Exercise directions: The result should be every line of the listing that holds the word "happens".

== Segment start ==

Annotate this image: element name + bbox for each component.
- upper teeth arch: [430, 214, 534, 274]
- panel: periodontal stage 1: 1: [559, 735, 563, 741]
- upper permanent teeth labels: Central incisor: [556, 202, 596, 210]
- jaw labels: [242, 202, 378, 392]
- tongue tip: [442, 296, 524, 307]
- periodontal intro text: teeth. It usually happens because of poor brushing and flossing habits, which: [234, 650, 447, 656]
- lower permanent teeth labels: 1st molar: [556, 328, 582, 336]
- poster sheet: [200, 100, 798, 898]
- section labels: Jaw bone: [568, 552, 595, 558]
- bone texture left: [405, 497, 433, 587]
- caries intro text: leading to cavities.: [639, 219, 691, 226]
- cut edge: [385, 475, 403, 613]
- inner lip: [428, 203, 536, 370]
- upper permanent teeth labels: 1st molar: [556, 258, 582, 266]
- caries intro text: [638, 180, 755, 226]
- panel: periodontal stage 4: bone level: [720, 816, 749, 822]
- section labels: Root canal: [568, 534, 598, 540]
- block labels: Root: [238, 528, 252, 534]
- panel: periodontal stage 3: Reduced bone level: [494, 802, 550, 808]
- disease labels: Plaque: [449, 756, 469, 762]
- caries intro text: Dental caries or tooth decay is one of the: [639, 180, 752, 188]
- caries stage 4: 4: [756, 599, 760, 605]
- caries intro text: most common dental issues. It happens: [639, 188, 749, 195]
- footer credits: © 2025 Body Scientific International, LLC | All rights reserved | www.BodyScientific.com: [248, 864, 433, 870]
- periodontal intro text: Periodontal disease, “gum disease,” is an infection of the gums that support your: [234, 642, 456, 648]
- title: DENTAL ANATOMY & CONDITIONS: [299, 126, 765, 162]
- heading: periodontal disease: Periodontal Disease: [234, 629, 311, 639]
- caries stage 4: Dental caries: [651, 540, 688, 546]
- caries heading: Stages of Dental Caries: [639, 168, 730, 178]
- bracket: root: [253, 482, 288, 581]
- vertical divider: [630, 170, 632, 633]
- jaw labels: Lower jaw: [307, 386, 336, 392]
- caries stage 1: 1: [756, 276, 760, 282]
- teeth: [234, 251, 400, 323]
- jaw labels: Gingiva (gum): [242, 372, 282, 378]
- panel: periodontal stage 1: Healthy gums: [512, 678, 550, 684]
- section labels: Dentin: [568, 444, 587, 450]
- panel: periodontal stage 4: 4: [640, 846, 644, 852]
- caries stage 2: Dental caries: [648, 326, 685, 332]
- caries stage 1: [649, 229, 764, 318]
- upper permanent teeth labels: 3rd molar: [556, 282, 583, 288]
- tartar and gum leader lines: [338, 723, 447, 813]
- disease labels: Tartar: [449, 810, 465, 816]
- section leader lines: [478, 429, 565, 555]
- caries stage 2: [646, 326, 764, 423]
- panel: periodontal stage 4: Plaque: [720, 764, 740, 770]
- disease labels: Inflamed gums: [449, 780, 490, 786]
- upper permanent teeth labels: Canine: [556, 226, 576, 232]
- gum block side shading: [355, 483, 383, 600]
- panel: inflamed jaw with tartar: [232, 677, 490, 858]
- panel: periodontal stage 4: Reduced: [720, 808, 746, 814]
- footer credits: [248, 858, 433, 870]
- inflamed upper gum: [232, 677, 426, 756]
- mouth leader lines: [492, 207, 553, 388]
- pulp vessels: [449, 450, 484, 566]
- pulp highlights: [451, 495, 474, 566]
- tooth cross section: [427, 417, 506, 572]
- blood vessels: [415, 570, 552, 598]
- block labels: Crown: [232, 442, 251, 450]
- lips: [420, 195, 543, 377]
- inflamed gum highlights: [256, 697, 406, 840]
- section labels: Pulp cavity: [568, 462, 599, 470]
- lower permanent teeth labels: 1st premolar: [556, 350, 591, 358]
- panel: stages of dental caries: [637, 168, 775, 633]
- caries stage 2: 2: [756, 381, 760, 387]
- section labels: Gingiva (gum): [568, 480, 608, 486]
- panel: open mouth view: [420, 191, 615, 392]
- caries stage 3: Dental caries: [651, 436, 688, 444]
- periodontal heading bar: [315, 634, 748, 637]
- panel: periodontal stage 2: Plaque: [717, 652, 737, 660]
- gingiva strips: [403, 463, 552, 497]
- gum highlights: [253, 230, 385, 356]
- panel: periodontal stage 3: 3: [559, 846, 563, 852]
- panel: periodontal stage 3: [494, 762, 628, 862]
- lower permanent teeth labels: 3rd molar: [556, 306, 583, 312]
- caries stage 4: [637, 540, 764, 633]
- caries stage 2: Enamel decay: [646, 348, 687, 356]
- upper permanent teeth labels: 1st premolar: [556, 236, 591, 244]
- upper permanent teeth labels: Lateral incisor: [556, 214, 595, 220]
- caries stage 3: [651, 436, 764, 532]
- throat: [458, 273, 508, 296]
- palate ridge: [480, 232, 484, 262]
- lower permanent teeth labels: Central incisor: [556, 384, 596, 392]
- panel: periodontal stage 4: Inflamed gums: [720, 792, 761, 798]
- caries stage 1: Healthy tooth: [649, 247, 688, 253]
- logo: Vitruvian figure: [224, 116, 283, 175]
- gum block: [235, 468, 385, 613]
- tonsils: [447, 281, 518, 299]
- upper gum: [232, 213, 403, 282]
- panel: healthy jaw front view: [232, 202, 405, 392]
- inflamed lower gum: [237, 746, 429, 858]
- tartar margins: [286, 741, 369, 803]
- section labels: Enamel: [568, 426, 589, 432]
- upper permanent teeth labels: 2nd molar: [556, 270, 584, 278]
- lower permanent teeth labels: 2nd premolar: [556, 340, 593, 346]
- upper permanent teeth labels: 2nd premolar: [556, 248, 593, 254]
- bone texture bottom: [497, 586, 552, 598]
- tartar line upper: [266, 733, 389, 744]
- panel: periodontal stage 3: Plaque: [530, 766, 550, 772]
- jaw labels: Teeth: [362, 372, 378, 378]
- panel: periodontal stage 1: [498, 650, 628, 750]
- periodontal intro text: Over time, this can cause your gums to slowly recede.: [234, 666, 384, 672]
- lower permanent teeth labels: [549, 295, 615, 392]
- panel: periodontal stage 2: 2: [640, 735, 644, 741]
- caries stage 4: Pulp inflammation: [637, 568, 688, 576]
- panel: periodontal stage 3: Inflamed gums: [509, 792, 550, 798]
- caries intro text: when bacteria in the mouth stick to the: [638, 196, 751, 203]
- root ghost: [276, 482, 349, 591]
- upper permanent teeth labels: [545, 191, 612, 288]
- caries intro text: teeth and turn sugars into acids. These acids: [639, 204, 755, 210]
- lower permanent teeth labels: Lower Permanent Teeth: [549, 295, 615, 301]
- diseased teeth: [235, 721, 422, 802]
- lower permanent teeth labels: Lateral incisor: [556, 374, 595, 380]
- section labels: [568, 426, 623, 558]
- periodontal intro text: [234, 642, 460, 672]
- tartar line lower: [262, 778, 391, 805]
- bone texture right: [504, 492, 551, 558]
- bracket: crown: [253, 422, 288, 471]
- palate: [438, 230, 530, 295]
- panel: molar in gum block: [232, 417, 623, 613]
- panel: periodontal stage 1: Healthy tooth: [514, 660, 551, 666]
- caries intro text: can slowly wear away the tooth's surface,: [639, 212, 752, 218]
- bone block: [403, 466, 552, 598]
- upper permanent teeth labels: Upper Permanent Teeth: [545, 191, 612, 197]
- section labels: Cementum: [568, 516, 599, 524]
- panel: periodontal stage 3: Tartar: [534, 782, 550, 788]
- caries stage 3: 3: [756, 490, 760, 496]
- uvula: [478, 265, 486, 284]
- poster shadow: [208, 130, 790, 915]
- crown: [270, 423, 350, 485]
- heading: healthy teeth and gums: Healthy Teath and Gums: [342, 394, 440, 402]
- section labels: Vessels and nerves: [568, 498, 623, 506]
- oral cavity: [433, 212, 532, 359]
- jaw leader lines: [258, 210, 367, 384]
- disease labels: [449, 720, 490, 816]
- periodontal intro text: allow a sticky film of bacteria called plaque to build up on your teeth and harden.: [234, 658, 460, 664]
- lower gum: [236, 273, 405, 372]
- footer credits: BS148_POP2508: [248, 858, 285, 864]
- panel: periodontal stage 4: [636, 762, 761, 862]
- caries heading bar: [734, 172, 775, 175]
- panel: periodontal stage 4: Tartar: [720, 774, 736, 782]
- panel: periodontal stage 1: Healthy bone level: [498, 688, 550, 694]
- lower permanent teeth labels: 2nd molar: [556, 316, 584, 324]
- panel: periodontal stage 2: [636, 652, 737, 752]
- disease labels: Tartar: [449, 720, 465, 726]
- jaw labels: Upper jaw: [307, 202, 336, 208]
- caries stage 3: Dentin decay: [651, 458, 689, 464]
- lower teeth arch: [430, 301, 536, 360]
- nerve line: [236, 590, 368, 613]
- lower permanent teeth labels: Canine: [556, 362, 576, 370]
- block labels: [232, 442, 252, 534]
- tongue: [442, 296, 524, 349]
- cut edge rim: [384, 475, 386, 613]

== Segment end ==

Solution to this exercise:
- periodontal intro text: teeth. It usually happens because of poor brushing and flossing habits, which: [234, 650, 447, 656]
- caries intro text: most common dental issues. It happens: [639, 188, 749, 195]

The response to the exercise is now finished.